» **Record set**
◆ ◆ ◆ ◆ ◆ ◆ ◆
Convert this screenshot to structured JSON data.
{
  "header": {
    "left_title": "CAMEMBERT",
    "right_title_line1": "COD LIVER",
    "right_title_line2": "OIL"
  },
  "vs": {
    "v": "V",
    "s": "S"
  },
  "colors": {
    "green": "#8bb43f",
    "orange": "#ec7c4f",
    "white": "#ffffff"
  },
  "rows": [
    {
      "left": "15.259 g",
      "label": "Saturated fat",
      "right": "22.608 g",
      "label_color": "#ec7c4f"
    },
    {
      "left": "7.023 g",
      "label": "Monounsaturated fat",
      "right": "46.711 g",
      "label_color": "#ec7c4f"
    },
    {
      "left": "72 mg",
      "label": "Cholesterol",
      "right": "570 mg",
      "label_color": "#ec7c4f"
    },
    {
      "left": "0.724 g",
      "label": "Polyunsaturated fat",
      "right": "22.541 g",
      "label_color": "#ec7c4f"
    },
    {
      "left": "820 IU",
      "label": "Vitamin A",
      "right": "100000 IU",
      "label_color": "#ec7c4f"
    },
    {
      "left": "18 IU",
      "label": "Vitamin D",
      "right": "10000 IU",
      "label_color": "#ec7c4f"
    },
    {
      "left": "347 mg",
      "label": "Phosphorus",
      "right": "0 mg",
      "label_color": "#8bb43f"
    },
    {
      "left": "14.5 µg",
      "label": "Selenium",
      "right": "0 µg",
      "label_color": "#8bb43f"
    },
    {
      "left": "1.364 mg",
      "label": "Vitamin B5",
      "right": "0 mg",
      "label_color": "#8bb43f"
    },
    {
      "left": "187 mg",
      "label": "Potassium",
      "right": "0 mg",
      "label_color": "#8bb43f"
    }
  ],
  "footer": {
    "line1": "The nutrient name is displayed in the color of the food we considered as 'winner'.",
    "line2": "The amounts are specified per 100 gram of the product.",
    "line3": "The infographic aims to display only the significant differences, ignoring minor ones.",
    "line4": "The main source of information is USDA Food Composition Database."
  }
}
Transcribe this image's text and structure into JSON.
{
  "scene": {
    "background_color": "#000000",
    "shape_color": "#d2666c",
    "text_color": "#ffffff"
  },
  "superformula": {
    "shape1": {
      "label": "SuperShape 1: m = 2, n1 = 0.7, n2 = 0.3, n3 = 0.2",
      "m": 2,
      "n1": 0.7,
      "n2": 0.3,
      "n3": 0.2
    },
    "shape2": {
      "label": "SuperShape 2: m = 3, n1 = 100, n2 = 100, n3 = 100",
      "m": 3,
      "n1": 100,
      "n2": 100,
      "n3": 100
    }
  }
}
◆ ◆ ◆ ◆ ◆ ◆ ◆
» **Written instruction**
Extract all of the material exactly as it is written.

» **Response below**
Convert this screenshot to structured JSON data.
{
  "header": {
    "left_title": "CAMEMBERT",
    "right_title_line1": "COD LIVER",
    "right_title_line2": "OIL"
  },
  "vs": {
    "v": "V",
    "s": "S"
  },
  "colors": {
    "green": "#8bb43f",
    "orange": "#ec7c4f",
    "white": "#ffffff"
  },
  "rows": [
    {
      "left": "15.259 g",
      "label": "Saturated fat",
      "right": "22.608 g",
      "label_color": "#ec7c4f"
    },
    {
      "left": "7.023 g",
      "label": "Monounsaturated fat",
      "right": "46.711 g",
      "label_color": "#ec7c4f"
    },
    {
      "left": "72 mg",
      "label": "Cholesterol",
      "right": "570 mg",
      "label_color": "#ec7c4f"
    },
    {
      "left": "0.724 g",
      "label": "Polyunsaturated fat",
      "right": "22.541 g",
      "label_color": "#ec7c4f"
    },
    {
      "left": "820 IU",
      "label": "Vitamin A",
      "right": "100000 IU",
      "label_color": "#ec7c4f"
    },
    {
      "left": "18 IU",
      "label": "Vitamin D",
      "right": "10000 IU",
      "label_color": "#ec7c4f"
    },
    {
      "left": "347 mg",
      "label": "Phosphorus",
      "right": "0 mg",
      "label_color": "#8bb43f"
    },
    {
      "left": "14.5 µg",
      "label": "Selenium",
      "right": "0 µg",
      "label_color": "#8bb43f"
    },
    {
      "left": "1.364 mg",
      "label": "Vitamin B5",
      "right": "0 mg",
      "label_color": "#8bb43f"
    },
    {
      "left": "187 mg",
      "label": "Potassium",
      "right": "0 mg",
      "label_color": "#8bb43f"
    }
  ],
  "footer": {
    "line1": "The nutrient name is displayed in the color of the food we considered as 'winner'.",
    "line2": "The amounts are specified per 100 gram of the product.",
    "line3": "The infographic aims to display only the significant differences, ignoring minor ones.",
    "line4": "The main source of information is USDA Food Composition Database."
  }
}
Transcribe this image's text and structure into JSON.
{
  "scene": {
    "background_color": "#000000",
    "shape_color": "#d2666c",
    "text_color": "#ffffff"
  },
  "superformula": {
    "shape1": {
      "label": "SuperShape 1: m = 2, n1 = 0.7, n2 = 0.3, n3 = 0.2",
      "m": 2,
      "n1": 0.7,
      "n2": 0.3,
      "n3": 0.2
    },
    "shape2": {
      "label": "SuperShape 2: m = 3, n1 = 100, n2 = 100, n3 = 100",
      "m": 3,
      "n1": 100,
      "n2": 100,
      "n3": 100
    }
  }
}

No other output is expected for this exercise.